• WHAT THE EXERCISE ASKS:
Look for the string "marker" in every line, and copy each line that has it.

(Records that describe figures)
============

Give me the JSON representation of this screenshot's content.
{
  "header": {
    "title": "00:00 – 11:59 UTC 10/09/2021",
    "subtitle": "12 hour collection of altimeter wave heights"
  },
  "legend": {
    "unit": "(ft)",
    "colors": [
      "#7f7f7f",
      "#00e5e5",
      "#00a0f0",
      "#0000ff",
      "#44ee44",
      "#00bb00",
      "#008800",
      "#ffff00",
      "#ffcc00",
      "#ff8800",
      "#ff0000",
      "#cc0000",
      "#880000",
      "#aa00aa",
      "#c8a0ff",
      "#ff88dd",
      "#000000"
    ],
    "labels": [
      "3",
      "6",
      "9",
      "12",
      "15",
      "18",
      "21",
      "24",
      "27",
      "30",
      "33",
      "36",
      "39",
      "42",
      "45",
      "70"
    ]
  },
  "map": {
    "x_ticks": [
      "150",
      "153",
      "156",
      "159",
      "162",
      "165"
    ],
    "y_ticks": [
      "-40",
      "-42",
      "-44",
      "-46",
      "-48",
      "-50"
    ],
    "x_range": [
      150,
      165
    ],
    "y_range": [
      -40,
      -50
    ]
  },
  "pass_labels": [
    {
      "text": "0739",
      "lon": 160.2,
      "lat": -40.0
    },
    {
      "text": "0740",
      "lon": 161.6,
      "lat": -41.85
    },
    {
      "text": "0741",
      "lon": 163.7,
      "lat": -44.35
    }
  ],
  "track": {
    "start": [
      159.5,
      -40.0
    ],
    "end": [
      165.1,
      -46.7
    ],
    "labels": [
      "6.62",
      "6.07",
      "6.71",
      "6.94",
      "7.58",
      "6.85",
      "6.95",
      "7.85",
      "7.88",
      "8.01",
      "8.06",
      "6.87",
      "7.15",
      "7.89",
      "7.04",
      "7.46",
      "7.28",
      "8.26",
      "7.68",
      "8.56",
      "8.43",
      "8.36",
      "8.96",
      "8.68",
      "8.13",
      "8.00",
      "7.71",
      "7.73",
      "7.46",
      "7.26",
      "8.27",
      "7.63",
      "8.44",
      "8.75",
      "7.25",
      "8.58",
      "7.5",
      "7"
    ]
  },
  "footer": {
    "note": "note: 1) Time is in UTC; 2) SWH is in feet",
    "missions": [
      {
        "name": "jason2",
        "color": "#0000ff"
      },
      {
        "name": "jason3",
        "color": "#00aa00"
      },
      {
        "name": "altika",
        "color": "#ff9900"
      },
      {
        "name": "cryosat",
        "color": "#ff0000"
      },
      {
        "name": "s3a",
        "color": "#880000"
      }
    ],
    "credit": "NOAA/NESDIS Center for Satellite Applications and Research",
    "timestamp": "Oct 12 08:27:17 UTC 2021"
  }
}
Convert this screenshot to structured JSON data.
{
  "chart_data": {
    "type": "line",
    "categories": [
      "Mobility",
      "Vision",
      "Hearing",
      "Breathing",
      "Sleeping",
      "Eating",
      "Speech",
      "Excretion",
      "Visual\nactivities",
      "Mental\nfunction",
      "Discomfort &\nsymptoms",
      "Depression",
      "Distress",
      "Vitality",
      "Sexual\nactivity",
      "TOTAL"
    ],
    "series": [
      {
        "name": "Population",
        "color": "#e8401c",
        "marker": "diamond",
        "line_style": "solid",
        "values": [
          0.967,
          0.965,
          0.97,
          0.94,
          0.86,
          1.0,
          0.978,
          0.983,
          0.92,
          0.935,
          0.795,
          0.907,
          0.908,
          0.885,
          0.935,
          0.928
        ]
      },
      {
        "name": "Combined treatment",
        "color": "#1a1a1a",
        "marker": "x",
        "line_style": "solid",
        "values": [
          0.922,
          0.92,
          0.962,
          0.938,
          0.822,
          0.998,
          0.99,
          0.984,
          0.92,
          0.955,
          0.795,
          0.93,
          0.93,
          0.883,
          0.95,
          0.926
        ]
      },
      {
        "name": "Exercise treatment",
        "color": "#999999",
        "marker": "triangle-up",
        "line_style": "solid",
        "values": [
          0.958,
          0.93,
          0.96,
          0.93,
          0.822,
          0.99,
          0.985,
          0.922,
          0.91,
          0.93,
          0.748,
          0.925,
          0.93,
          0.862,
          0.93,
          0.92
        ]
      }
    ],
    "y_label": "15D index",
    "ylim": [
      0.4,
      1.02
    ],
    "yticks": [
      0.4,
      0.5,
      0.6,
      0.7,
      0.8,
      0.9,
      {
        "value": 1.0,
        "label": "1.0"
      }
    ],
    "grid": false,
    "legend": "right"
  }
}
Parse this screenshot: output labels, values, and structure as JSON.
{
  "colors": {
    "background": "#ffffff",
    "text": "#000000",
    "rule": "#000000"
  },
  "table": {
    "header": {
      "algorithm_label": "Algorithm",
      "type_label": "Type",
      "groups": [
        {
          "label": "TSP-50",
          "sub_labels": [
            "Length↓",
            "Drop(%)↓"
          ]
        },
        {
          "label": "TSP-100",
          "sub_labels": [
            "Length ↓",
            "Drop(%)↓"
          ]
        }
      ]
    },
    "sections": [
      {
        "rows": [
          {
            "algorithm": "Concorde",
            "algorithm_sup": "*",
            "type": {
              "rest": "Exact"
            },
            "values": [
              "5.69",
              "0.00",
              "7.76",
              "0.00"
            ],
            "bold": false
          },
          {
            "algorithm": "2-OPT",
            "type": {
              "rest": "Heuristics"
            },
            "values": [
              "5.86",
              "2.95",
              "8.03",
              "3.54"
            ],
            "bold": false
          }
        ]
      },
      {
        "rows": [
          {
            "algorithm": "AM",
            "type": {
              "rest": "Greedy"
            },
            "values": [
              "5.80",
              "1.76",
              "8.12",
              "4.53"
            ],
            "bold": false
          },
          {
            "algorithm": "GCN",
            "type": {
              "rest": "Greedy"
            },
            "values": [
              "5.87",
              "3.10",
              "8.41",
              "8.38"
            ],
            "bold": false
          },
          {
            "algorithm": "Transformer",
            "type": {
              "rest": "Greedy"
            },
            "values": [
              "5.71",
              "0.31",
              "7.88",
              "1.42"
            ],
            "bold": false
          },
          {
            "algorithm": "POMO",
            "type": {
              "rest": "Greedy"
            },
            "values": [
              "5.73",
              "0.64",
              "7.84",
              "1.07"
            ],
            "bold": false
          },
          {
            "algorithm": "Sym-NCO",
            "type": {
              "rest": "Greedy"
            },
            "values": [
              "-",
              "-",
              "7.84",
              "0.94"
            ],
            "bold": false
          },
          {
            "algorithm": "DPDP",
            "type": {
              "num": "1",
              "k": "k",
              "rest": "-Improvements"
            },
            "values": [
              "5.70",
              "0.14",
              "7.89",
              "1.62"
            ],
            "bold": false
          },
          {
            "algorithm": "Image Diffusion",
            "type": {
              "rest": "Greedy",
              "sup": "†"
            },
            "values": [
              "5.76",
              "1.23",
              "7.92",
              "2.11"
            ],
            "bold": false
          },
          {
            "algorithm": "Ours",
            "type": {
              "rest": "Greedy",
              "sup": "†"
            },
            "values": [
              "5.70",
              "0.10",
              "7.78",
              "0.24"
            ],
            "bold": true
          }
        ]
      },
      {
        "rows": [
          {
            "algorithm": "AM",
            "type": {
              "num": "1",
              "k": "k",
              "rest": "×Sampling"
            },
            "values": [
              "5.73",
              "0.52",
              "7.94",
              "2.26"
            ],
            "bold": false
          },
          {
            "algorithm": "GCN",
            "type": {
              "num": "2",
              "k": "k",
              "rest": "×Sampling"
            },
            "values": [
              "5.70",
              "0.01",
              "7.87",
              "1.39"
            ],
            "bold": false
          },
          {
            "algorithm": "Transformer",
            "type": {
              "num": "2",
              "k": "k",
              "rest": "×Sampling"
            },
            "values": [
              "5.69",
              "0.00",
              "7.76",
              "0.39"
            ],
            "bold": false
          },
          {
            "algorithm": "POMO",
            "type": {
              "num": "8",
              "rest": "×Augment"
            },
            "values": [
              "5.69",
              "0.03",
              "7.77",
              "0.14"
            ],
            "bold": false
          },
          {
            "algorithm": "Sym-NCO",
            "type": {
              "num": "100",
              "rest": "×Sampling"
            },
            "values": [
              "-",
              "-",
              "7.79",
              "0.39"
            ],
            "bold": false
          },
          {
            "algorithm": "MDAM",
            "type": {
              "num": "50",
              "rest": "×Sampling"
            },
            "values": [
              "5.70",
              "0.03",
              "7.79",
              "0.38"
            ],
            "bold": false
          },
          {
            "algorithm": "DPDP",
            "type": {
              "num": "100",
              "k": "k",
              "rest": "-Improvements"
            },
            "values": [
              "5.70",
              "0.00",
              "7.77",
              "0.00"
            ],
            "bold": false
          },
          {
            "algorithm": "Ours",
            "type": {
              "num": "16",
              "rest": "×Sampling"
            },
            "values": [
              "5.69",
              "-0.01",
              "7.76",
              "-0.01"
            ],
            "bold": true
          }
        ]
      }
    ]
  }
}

============

• FINAL ANSWER:
        "marker": "diamond",
        "marker": "x",
        "marker": "triangle-up",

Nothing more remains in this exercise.